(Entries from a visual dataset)
_ _ _ _ _ _ _

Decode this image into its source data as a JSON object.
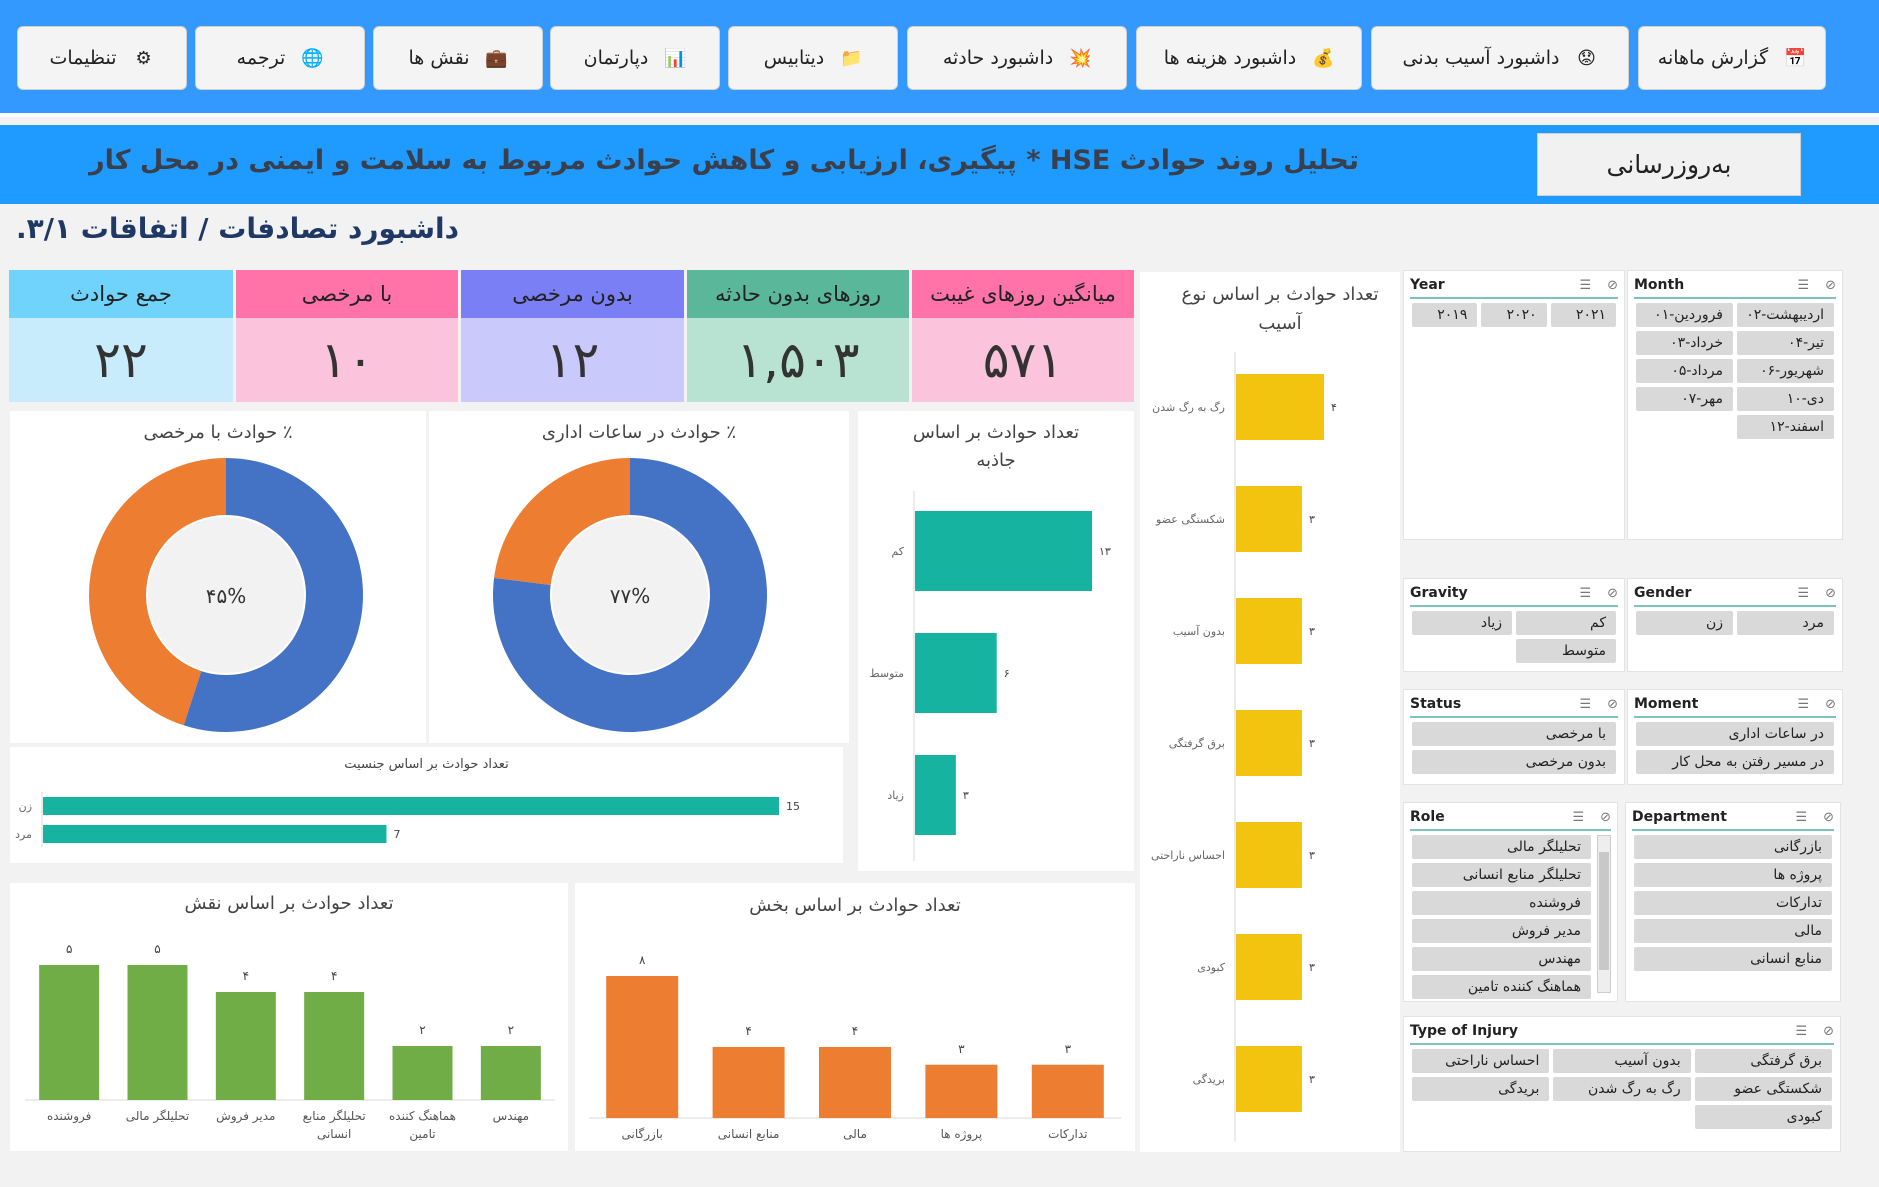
{
  "nav": [
    {
      "label": "گزارش ماهانه",
      "icon": "calendar-icon",
      "glyph": "📅"
    },
    {
      "label": "داشبورد آسیب بدنی",
      "icon": "sad-face-icon",
      "glyph": "😟"
    },
    {
      "label": "داشبورد هزینه ها",
      "icon": "money-bag-icon",
      "glyph": "💰"
    },
    {
      "label": "داشبورد حادثه",
      "icon": "explosion-icon",
      "glyph": "💥"
    },
    {
      "label": "دیتابیس",
      "icon": "folder-icon",
      "glyph": "📁"
    },
    {
      "label": "دپارتمان",
      "icon": "spreadsheet-icon",
      "glyph": "📊"
    },
    {
      "label": "نقش ها",
      "icon": "briefcase-icon",
      "glyph": "💼"
    },
    {
      "label": "ترجمه",
      "icon": "globe-icon",
      "glyph": "🌐"
    },
    {
      "label": "تنظیمات",
      "icon": "gear-icon",
      "glyph": "⚙"
    }
  ],
  "banner": {
    "title": "تحلیل روند حوادث HSE * پیگیری، ارزیابی و کاهش حوادث مربوط به سلامت و ایمنی در محل کار",
    "refresh_label": "به‌روزرسانی"
  },
  "page_title": "داشبورد تصادفات / اتفاقات ۳/۱.",
  "kpis": [
    {
      "label": "جمع حوادث",
      "value": "۲۲",
      "head_color": "#6fd3fb",
      "body_color": "#c9ecfc"
    },
    {
      "label": "با مرخصی",
      "value": "۱۰",
      "head_color": "#ff73a8",
      "body_color": "#fbc4dc"
    },
    {
      "label": "بدون مرخصی",
      "value": "۱۲",
      "head_color": "#7b7ff5",
      "body_color": "#c9cafb"
    },
    {
      "label": "روزهای بدون حادثه",
      "value": "۱,۵۰۳",
      "head_color": "#5bb799",
      "body_color": "#b8e3d3"
    },
    {
      "label": "میانگین روزهای غیبت",
      "value": "۵۷۱",
      "head_color": "#ff73a8",
      "body_color": "#fbc4dc"
    }
  ],
  "chart_data": [
    {
      "type": "pie",
      "title": "٪ حوادث با مرخصی",
      "center_label": "۴۵%",
      "slices": [
        55,
        45
      ],
      "colors": [
        "#4472c4",
        "#ed7d31"
      ]
    },
    {
      "type": "pie",
      "title": "٪ حوادث در ساعات اداری",
      "center_label": "۷۷%",
      "slices": [
        77,
        23
      ],
      "colors": [
        "#4472c4",
        "#ed7d31"
      ]
    },
    {
      "type": "bar",
      "orientation": "horizontal",
      "title": "تعداد حوادث بر اساس جاذبه",
      "categories": [
        "کم",
        "متوسط",
        "زیاد"
      ],
      "values": [
        13,
        6,
        3
      ],
      "value_labels": [
        "۱۳",
        "۶",
        "۳"
      ],
      "color": "#15b3a0"
    },
    {
      "type": "bar",
      "orientation": "horizontal",
      "title": "تعداد حوادث بر اساس جنسیت",
      "categories": [
        "زن",
        "مرد"
      ],
      "values": [
        15,
        7
      ],
      "value_labels": [
        "15",
        "7"
      ],
      "color": "#15b3a0"
    },
    {
      "type": "bar",
      "orientation": "horizontal",
      "title": "تعداد حوادث بر اساس نوع آسیب",
      "categories": [
        "رگ به رگ شدن",
        "شکستگی عضو",
        "بدون آسیب",
        "برق گرفتگی",
        "احساس ناراحتی",
        "کبودی",
        "بریدگی"
      ],
      "values": [
        4,
        3,
        3,
        3,
        3,
        3,
        3
      ],
      "value_labels": [
        "۴",
        "۳",
        "۳",
        "۳",
        "۳",
        "۳",
        "۳"
      ],
      "color": "#f2c40f"
    },
    {
      "type": "bar",
      "title": "تعداد حوادث بر اساس نقش",
      "categories": [
        "فروشنده",
        "تحلیلگر مالی",
        "مدیر فروش",
        "تحلیلگر منابع انسانی",
        "هماهنگ کننده تامین",
        "مهندس"
      ],
      "values": [
        5,
        5,
        4,
        4,
        2,
        2
      ],
      "value_labels": [
        "۵",
        "۵",
        "۴",
        "۴",
        "۲",
        "۲"
      ],
      "color": "#70ad47"
    },
    {
      "type": "bar",
      "title": "تعداد حوادث بر اساس بخش",
      "categories": [
        "بازرگانی",
        "منابع انسانی",
        "مالی",
        "پروژه ها",
        "تدارکات"
      ],
      "values": [
        8,
        4,
        4,
        3,
        3
      ],
      "value_labels": [
        "۸",
        "۴",
        "۴",
        "۳",
        "۳"
      ],
      "color": "#ed7d31"
    }
  ],
  "slicers": {
    "month": {
      "title": "Month",
      "items": [
        "اردیبهشت-۰۲",
        "فروردین-۰۱",
        "تیر-۰۴",
        "خرداد-۰۳",
        "شهریور-۰۶",
        "مرداد-۰۵",
        "دی-۱۰",
        "مهر-۰۷",
        "اسفند-۱۲"
      ]
    },
    "year": {
      "title": "Year",
      "items": [
        "۲۰۲۱",
        "۲۰۲۰",
        "۲۰۱۹"
      ]
    },
    "gender": {
      "title": "Gender",
      "items": [
        "مرد",
        "زن"
      ]
    },
    "gravity": {
      "title": "Gravity",
      "items": [
        "کم",
        "زیاد",
        "متوسط"
      ]
    },
    "moment": {
      "title": "Moment",
      "items": [
        "در ساعات اداری",
        "در مسیر رفتن به محل کار"
      ]
    },
    "status": {
      "title": "Status",
      "items": [
        "با مرخصی",
        "بدون مرخصی"
      ]
    },
    "department": {
      "title": "Department",
      "items": [
        "بازرگانی",
        "پروژه ها",
        "تدارکات",
        "مالی",
        "منابع انسانی"
      ]
    },
    "role": {
      "title": "Role",
      "items": [
        "تحلیلگر مالی",
        "تحلیلگر منابع انسانی",
        "فروشنده",
        "مدیر فروش",
        "مهندس",
        "هماهنگ کننده تامین"
      ]
    },
    "injury": {
      "title": "Type of Injury",
      "items": [
        "برق گرفتگی",
        "بدون آسیب",
        "احساس ناراحتی",
        "شکستگی عضو",
        "رگ به رگ شدن",
        "بریدگی",
        "کبودی"
      ]
    }
  }
}
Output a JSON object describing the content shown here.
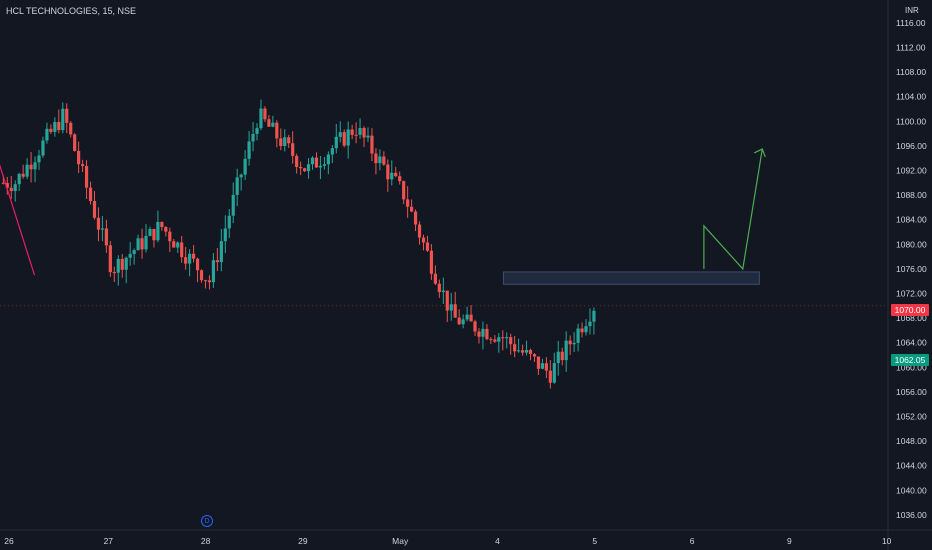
{
  "header": {
    "title": "HCL TECHNOLOGIES, 15, NSE",
    "currency": "INR"
  },
  "price_tags": {
    "current": "1070.00",
    "secondary": "1062.05"
  },
  "event_badge": "D",
  "colors": {
    "background": "#131722",
    "up": "#26a69a",
    "down": "#ef5350",
    "trendline": "#e91e63",
    "projection": "#4caf50",
    "zone": "#2a3a55"
  },
  "chart_data": {
    "type": "candlestick",
    "y_axis_ticks": [
      "1116.00",
      "1112.00",
      "1108.00",
      "1104.00",
      "1100.00",
      "1096.00",
      "1092.00",
      "1088.00",
      "1084.00",
      "1080.00",
      "1076.00",
      "1072.00",
      "1068.00",
      "1064.00",
      "1060.00",
      "1056.00",
      "1052.00",
      "1048.00",
      "1044.00",
      "1040.00",
      "1036.00"
    ],
    "x_axis_ticks": [
      "26",
      "27",
      "28",
      "29",
      "May",
      "4",
      "5",
      "6",
      "9",
      "10"
    ],
    "ylim": [
      1034.2,
      1117.6
    ],
    "approx_series_x_session": [
      0,
      0.5,
      1,
      1.5,
      2,
      2.5,
      3,
      3.5,
      4,
      4.5,
      5,
      5.5,
      5.95
    ],
    "approx_series_close": [
      1090,
      1101,
      1076,
      1083,
      1074,
      1101,
      1092,
      1099,
      1088,
      1068,
      1065,
      1059,
      1070
    ],
    "resistance_zone": [
      1073.5,
      1075.5
    ],
    "trendline_points": [
      [
        -0.3,
        1100
      ],
      [
        0.2,
        1075
      ]
    ],
    "projection_points": [
      [
        6.15,
        1083
      ],
      [
        6.55,
        1076
      ],
      [
        6.75,
        1096
      ]
    ]
  }
}
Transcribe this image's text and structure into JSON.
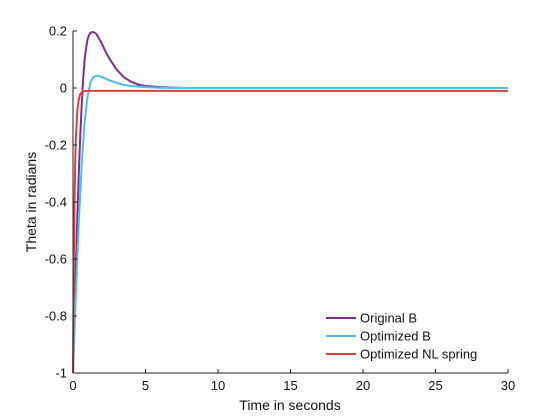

_ _ _ _ _ _ _

### GIVEN REQUEST
Scan the records above and report how many lines include the word "glyph", without any other text.

### OUTPUT BELOW
9